_ENTRIES SHOWN_
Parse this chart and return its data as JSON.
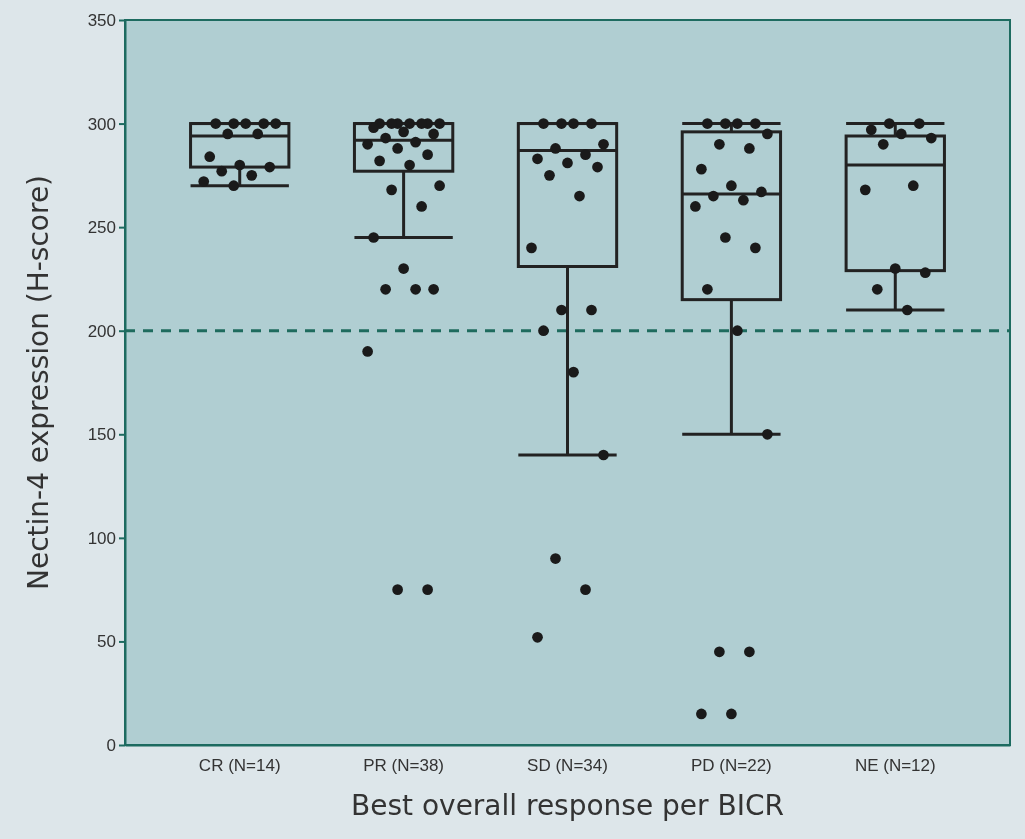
{
  "chart_data": {
    "type": "box",
    "xlabel": "Best overall response per BICR",
    "ylabel": "Nectin-4 expression (H-score)",
    "categories": [
      "CR (N=14)",
      "PR (N=38)",
      "SD (N=34)",
      "PD (N=22)",
      "NE (N=12)"
    ],
    "ylim": [
      0,
      350
    ],
    "yticks": [
      0,
      50,
      100,
      150,
      200,
      250,
      300,
      350
    ],
    "grid": false,
    "boxes": [
      {
        "low": 270,
        "q1": 279,
        "median": 294,
        "q3": 300,
        "high": 300
      },
      {
        "low": 245,
        "q1": 277,
        "median": 292,
        "q3": 300,
        "high": 300
      },
      {
        "low": 140,
        "q1": 231,
        "median": 287,
        "q3": 300,
        "high": 300
      },
      {
        "low": 150,
        "q1": 215,
        "median": 266,
        "q3": 296,
        "high": 300
      },
      {
        "low": 210,
        "q1": 229,
        "median": 280,
        "q3": 294,
        "high": 300
      }
    ],
    "color": "#222222",
    "series": [
      {
        "type": "scatter",
        "color": "#1a1a1a",
        "marker": "circle",
        "x": [
          "CR (N=14)",
          "CR (N=14)",
          "CR (N=14)",
          "CR (N=14)",
          "CR (N=14)",
          "CR (N=14)",
          "CR (N=14)",
          "CR (N=14)",
          "CR (N=14)",
          "CR (N=14)",
          "CR (N=14)",
          "CR (N=14)",
          "CR (N=14)",
          "CR (N=14)",
          "PR (N=38)",
          "PR (N=38)",
          "PR (N=38)",
          "PR (N=38)",
          "PR (N=38)",
          "PR (N=38)",
          "PR (N=38)",
          "PR (N=38)",
          "PR (N=38)",
          "PR (N=38)",
          "PR (N=38)",
          "PR (N=38)",
          "PR (N=38)",
          "PR (N=38)",
          "PR (N=38)",
          "PR (N=38)",
          "PR (N=38)",
          "PR (N=38)",
          "PR (N=38)",
          "PR (N=38)",
          "PR (N=38)",
          "PR (N=38)",
          "PR (N=38)",
          "PR (N=38)",
          "PR (N=38)",
          "PR (N=38)",
          "PR (N=38)",
          "PR (N=38)",
          "SD (N=34)",
          "SD (N=34)",
          "SD (N=34)",
          "SD (N=34)",
          "SD (N=34)",
          "SD (N=34)",
          "SD (N=34)",
          "SD (N=34)",
          "SD (N=34)",
          "SD (N=34)",
          "SD (N=34)",
          "SD (N=34)",
          "SD (N=34)",
          "SD (N=34)",
          "SD (N=34)",
          "SD (N=34)",
          "SD (N=34)",
          "SD (N=34)",
          "SD (N=34)",
          "SD (N=34)",
          "SD (N=34)",
          "PD (N=22)",
          "PD (N=22)",
          "PD (N=22)",
          "PD (N=22)",
          "PD (N=22)",
          "PD (N=22)",
          "PD (N=22)",
          "PD (N=22)",
          "PD (N=22)",
          "PD (N=22)",
          "PD (N=22)",
          "PD (N=22)",
          "PD (N=22)",
          "PD (N=22)",
          "PD (N=22)",
          "PD (N=22)",
          "PD (N=22)",
          "PD (N=22)",
          "PD (N=22)",
          "PD (N=22)",
          "PD (N=22)",
          "PD (N=22)",
          "NE (N=12)",
          "NE (N=12)",
          "NE (N=12)",
          "NE (N=12)",
          "NE (N=12)",
          "NE (N=12)",
          "NE (N=12)",
          "NE (N=12)",
          "NE (N=12)",
          "NE (N=12)",
          "NE (N=12)",
          "NE (N=12)"
        ],
        "values": [
          300,
          300,
          300,
          300,
          300,
          295,
          295,
          284,
          280,
          279,
          277,
          275,
          272,
          270,
          300,
          300,
          300,
          300,
          300,
          300,
          300,
          298,
          296,
          295,
          293,
          291,
          290,
          288,
          285,
          282,
          280,
          270,
          268,
          260,
          245,
          230,
          220,
          220,
          220,
          190,
          75,
          75,
          300,
          300,
          300,
          300,
          290,
          288,
          285,
          283,
          281,
          279,
          275,
          265,
          240,
          210,
          210,
          200,
          180,
          140,
          90,
          75,
          52,
          300,
          300,
          300,
          300,
          295,
          290,
          288,
          278,
          270,
          267,
          265,
          263,
          260,
          245,
          240,
          220,
          200,
          150,
          45,
          45,
          15,
          15,
          300,
          300,
          297,
          295,
          293,
          290,
          270,
          268,
          230,
          228,
          220,
          210
        ]
      }
    ],
    "ref_lines": [
      {
        "axis": "y",
        "value": 200,
        "color": "#1e6b5e",
        "line_style": "dashed"
      }
    ]
  }
}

_GIVEN PROBLEM_
From the records above, work out how many lines contain the string "median". Give only the number.

_ANSWER TO THE PROBLEM_
5